- [Goal of the exercise]:
In your copy, reproduce the entries exactly as they are, minus the images.

- [Provided information]:
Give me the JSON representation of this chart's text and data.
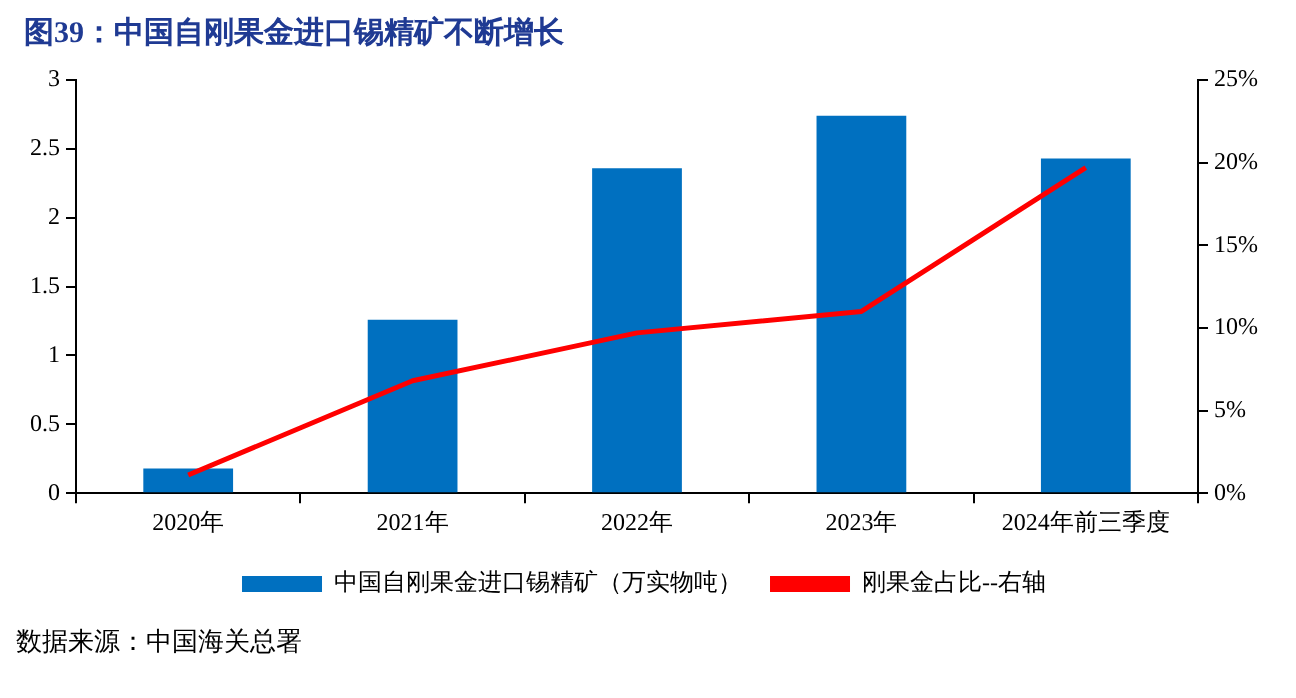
{
  "chart_data": {
    "type": "bar",
    "title": "图39：中国自刚果金进口锡精矿不断增长",
    "categories": [
      "2020年",
      "2021年",
      "2022年",
      "2023年",
      "2024年前三季度"
    ],
    "series": [
      {
        "name": "中国自刚果金进口锡精矿（万实物吨）",
        "color": "#0070c0",
        "values": [
          0.18,
          1.26,
          2.36,
          2.74,
          2.43
        ]
      },
      {
        "name": "刚果金占比--右轴",
        "type": "line",
        "axis": "y2",
        "color": "#ff0000",
        "values": [
          1.1,
          6.8,
          9.7,
          11.0,
          19.7
        ]
      }
    ],
    "ylim": [
      0,
      3
    ],
    "yticks": [
      0,
      0.5,
      1,
      1.5,
      2,
      2.5,
      3
    ],
    "y2lim": [
      0,
      25
    ],
    "y2ticks": [
      {
        "value": 0,
        "label": "0%"
      },
      {
        "value": 5,
        "label": "5%"
      },
      {
        "value": 10,
        "label": "10%"
      },
      {
        "value": 15,
        "label": "15%"
      },
      {
        "value": 20,
        "label": "20%"
      },
      {
        "value": 25,
        "label": "25%"
      }
    ],
    "grid": false,
    "legend": "bottom",
    "marker": "none",
    "annotations": [
      "数据来源：中国海关总署"
    ]
  }
}
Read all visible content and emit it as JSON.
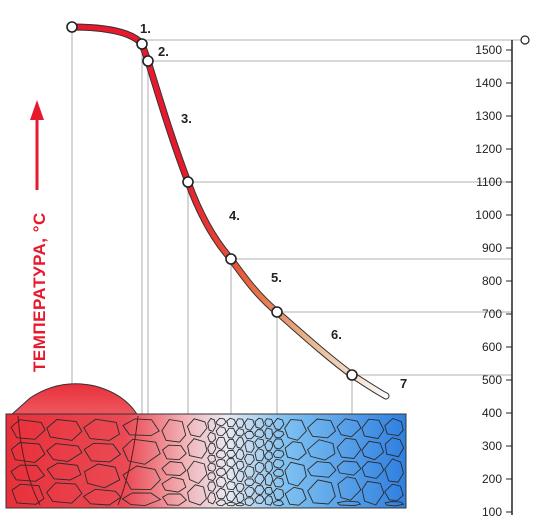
{
  "axis": {
    "label": "ТЕМПЕРАТУРА, °C",
    "ticks": [
      "1500",
      "1400",
      "1300",
      "1200",
      "1100",
      "1000",
      "900",
      "800",
      "700",
      "600",
      "500",
      "400",
      "300",
      "200",
      "100"
    ]
  },
  "zones": [
    "1.",
    "2.",
    "3.",
    "4.",
    "5.",
    "6.",
    "7"
  ],
  "colors": {
    "curve_hot": "#e8192c",
    "curve_cool": "#ffffff",
    "arrow": "#e8192c",
    "metal_hot": "#e8303a",
    "metal_cool": "#3a8ee6"
  }
}
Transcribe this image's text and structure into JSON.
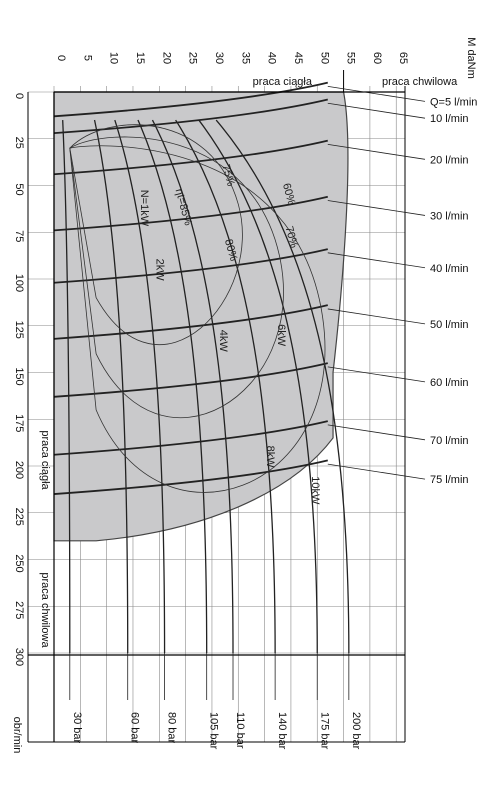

- [Written answer]:
Give me the JSON representation of this chart's text and data.
{
  "chart_data": {
    "type": "bar",
    "title": "图39：中国自刚果金进口锡精矿不断增长",
    "categories": [
      "2020年",
      "2021年",
      "2022年",
      "2023年",
      "2024年前三季度"
    ],
    "series": [
      {
        "name": "中国自刚果金进口锡精矿（万实物吨）",
        "color": "#0070c0",
        "values": [
          0.18,
          1.26,
          2.36,
          2.74,
          2.43
        ]
      },
      {
        "name": "刚果金占比--右轴",
        "type": "line",
        "axis": "y2",
        "color": "#ff0000",
        "values": [
          1.1,
          6.8,
          9.7,
          11.0,
          19.7
        ]
      }
    ],
    "ylim": [
      0,
      3
    ],
    "yticks": [
      0,
      0.5,
      1,
      1.5,
      2,
      2.5,
      3
    ],
    "y2lim": [
      0,
      25
    ],
    "y2ticks": [
      {
        "value": 0,
        "label": "0%"
      },
      {
        "value": 5,
        "label": "5%"
      },
      {
        "value": 10,
        "label": "10%"
      },
      {
        "value": 15,
        "label": "15%"
      },
      {
        "value": 20,
        "label": "20%"
      },
      {
        "value": 25,
        "label": "25%"
      }
    ],
    "grid": false,
    "legend": "bottom",
    "marker": "none",
    "annotations": [
      "数据来源：中国海关总署"
    ]
  }
}
Read all visible content and emit it as JSON.
{
  "axis": {
    "label": "ТЕМПЕРАТУРА, °C",
    "ticks": [
      "1500",
      "1400",
      "1300",
      "1200",
      "1100",
      "1000",
      "900",
      "800",
      "700",
      "600",
      "500",
      "400",
      "300",
      "200",
      "100"
    ]
  },
  "zones": [
    "1.",
    "2.",
    "3.",
    "4.",
    "5.",
    "6.",
    "7"
  ],
  "colors": {
    "curve_hot": "#e8192c",
    "curve_cool": "#ffffff",
    "arrow": "#e8192c",
    "metal_hot": "#e8303a",
    "metal_cool": "#3a8ee6"
  }
}
Transcribe this image's text and structure into JSON.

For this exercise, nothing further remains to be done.